THE EXERCISE -
Every entry that follows should be reproduced exactly.

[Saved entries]
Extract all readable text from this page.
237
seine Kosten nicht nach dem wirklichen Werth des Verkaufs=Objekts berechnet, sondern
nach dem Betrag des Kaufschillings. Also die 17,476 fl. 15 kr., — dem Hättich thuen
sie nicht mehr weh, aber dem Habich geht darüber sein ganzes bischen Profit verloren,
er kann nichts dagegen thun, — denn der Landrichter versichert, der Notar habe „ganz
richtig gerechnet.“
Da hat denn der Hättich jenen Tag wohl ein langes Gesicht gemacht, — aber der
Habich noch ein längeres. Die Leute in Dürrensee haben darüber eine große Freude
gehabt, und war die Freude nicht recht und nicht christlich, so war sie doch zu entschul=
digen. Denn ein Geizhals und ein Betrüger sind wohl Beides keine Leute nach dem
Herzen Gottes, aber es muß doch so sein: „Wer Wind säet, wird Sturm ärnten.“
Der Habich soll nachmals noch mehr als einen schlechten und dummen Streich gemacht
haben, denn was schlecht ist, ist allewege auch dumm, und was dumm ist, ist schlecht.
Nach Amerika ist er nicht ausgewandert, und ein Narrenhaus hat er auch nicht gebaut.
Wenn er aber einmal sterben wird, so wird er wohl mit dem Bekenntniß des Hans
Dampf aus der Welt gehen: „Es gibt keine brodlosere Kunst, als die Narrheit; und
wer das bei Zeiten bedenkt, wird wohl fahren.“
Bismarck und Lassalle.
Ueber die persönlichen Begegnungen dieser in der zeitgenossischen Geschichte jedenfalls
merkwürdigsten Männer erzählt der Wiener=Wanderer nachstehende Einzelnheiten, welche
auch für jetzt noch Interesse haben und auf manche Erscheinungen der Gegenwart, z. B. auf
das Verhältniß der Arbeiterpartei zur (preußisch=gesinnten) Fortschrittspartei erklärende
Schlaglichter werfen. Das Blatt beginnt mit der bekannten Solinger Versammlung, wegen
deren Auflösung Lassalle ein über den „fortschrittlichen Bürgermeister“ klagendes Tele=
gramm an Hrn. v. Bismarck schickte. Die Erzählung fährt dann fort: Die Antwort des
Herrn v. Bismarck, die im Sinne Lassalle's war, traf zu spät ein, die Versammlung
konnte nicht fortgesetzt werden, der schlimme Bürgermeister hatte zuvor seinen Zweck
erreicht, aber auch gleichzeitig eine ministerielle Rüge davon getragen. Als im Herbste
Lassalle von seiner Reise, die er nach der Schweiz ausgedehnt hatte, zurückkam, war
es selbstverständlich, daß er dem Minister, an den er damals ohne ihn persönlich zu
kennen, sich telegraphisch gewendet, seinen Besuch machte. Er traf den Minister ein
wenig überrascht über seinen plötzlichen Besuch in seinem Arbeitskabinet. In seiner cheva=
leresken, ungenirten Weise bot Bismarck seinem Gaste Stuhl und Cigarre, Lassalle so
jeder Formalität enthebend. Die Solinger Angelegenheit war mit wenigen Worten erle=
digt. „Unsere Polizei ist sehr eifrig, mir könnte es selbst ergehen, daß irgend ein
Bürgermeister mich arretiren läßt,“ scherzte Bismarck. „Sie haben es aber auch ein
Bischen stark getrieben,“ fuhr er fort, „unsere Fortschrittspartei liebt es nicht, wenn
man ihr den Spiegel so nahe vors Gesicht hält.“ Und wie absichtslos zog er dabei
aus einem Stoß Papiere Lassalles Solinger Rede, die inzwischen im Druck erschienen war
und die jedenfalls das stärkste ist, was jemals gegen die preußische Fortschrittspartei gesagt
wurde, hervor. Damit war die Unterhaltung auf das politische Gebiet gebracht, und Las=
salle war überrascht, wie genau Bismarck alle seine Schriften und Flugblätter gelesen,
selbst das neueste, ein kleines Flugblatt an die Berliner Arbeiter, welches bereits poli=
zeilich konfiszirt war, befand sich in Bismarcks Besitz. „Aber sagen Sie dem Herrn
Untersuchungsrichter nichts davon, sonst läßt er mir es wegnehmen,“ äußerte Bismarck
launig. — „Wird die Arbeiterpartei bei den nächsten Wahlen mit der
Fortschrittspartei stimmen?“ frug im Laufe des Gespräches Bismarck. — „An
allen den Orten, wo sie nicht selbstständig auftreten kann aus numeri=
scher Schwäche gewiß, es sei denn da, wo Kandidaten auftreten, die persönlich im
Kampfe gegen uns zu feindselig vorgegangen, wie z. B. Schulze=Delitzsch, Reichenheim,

EXPECTED OUTPUT -
Extract all readable text from this page.
237
seine Kosten nicht nach dem wirklichen Werth des Verkaufs=Objekts berechnet, sondern
nach dem Betrag des Kaufschillings. Also die 17,476 fl. 15 kr., — dem Hättich thuen
sie nicht mehr weh, aber dem Habich geht darüber sein ganzes bischen Profit verloren,
er kann nichts dagegen thun, — denn der Landrichter versichert, der Notar habe „ganz
richtig gerechnet.“
Da hat denn der Hättich jenen Tag wohl ein langes Gesicht gemacht, — aber der
Habich noch ein längeres. Die Leute in Dürrensee haben darüber eine große Freude
gehabt, und war die Freude nicht recht und nicht christlich, so war sie doch zu entschul=
digen. Denn ein Geizhals und ein Betrüger sind wohl Beides keine Leute nach dem
Herzen Gottes, aber es muß doch so sein: „Wer Wind säet, wird Sturm ärnten.“
Der Habich soll nachmals noch mehr als einen schlechten und dummen Streich gemacht
haben, denn was schlecht ist, ist allewege auch dumm, und was dumm ist, ist schlecht.
Nach Amerika ist er nicht ausgewandert, und ein Narrenhaus hat er auch nicht gebaut.
Wenn er aber einmal sterben wird, so wird er wohl mit dem Bekenntniß des Hans
Dampf aus der Welt gehen: „Es gibt keine brodlosere Kunst, als die Narrheit; und
wer das bei Zeiten bedenkt, wird wohl fahren.“
Bismarck und Lassalle.
Ueber die persönlichen Begegnungen dieser in der zeitgenossischen Geschichte jedenfalls
merkwürdigsten Männer erzählt der Wiener=Wanderer nachstehende Einzelnheiten, welche
auch für jetzt noch Interesse haben und auf manche Erscheinungen der Gegenwart, z. B. auf
das Verhältniß der Arbeiterpartei zur (preußisch=gesinnten) Fortschrittspartei erklärende
Schlaglichter werfen. Das Blatt beginnt mit der bekannten Solinger Versammlung, wegen
deren Auflösung Lassalle ein über den „fortschrittlichen Bürgermeister“ klagendes Tele=
gramm an Hrn. v. Bismarck schickte. Die Erzählung fährt dann fort: Die Antwort des
Herrn v. Bismarck, die im Sinne Lassalle's war, traf zu spät ein, die Versammlung
konnte nicht fortgesetzt werden, der schlimme Bürgermeister hatte zuvor seinen Zweck
erreicht, aber auch gleichzeitig eine ministerielle Rüge davon getragen. Als im Herbste
Lassalle von seiner Reise, die er nach der Schweiz ausgedehnt hatte, zurückkam, war
es selbstverständlich, daß er dem Minister, an den er damals ohne ihn persönlich zu
kennen, sich telegraphisch gewendet, seinen Besuch machte. Er traf den Minister ein
wenig überrascht über seinen plötzlichen Besuch in seinem Arbeitskabinet. In seiner cheva=
leresken, ungenirten Weise bot Bismarck seinem Gaste Stuhl und Cigarre, Lassalle so
jeder Formalität enthebend. Die Solinger Angelegenheit war mit wenigen Worten erle=
digt. „Unsere Polizei ist sehr eifrig, mir könnte es selbst ergehen, daß irgend ein
Bürgermeister mich arretiren läßt,“ scherzte Bismarck. „Sie haben es aber auch ein
Bischen stark getrieben,“ fuhr er fort, „unsere Fortschrittspartei liebt es nicht, wenn
man ihr den Spiegel so nahe vors Gesicht hält.“ Und wie absichtslos zog er dabei
aus einem Stoß Papiere Lassalles Solinger Rede, die inzwischen im Druck erschienen war
und die jedenfalls das stärkste ist, was jemals gegen die preußische Fortschrittspartei gesagt
wurde, hervor. Damit war die Unterhaltung auf das politische Gebiet gebracht, und Las=
salle war überrascht, wie genau Bismarck alle seine Schriften und Flugblätter gelesen,
selbst das neueste, ein kleines Flugblatt an die Berliner Arbeiter, welches bereits poli=
zeilich konfiszirt war, befand sich in Bismarcks Besitz. „Aber sagen Sie dem Herrn
Untersuchungsrichter nichts davon, sonst läßt er mir es wegnehmen,“ äußerte Bismarck
launig. — „Wird die Arbeiterpartei bei den nächsten Wahlen mit der
Fortschrittspartei stimmen?“ frug im Laufe des Gespräches Bismarck. — „An
allen den Orten, wo sie nicht selbstständig auftreten kann aus numeri=
scher Schwäche gewiß, es sei denn da, wo Kandidaten auftreten, die persönlich im
Kampfe gegen uns zu feindselig vorgegangen, wie z. B. Schulze=Delitzsch, Reichenheim,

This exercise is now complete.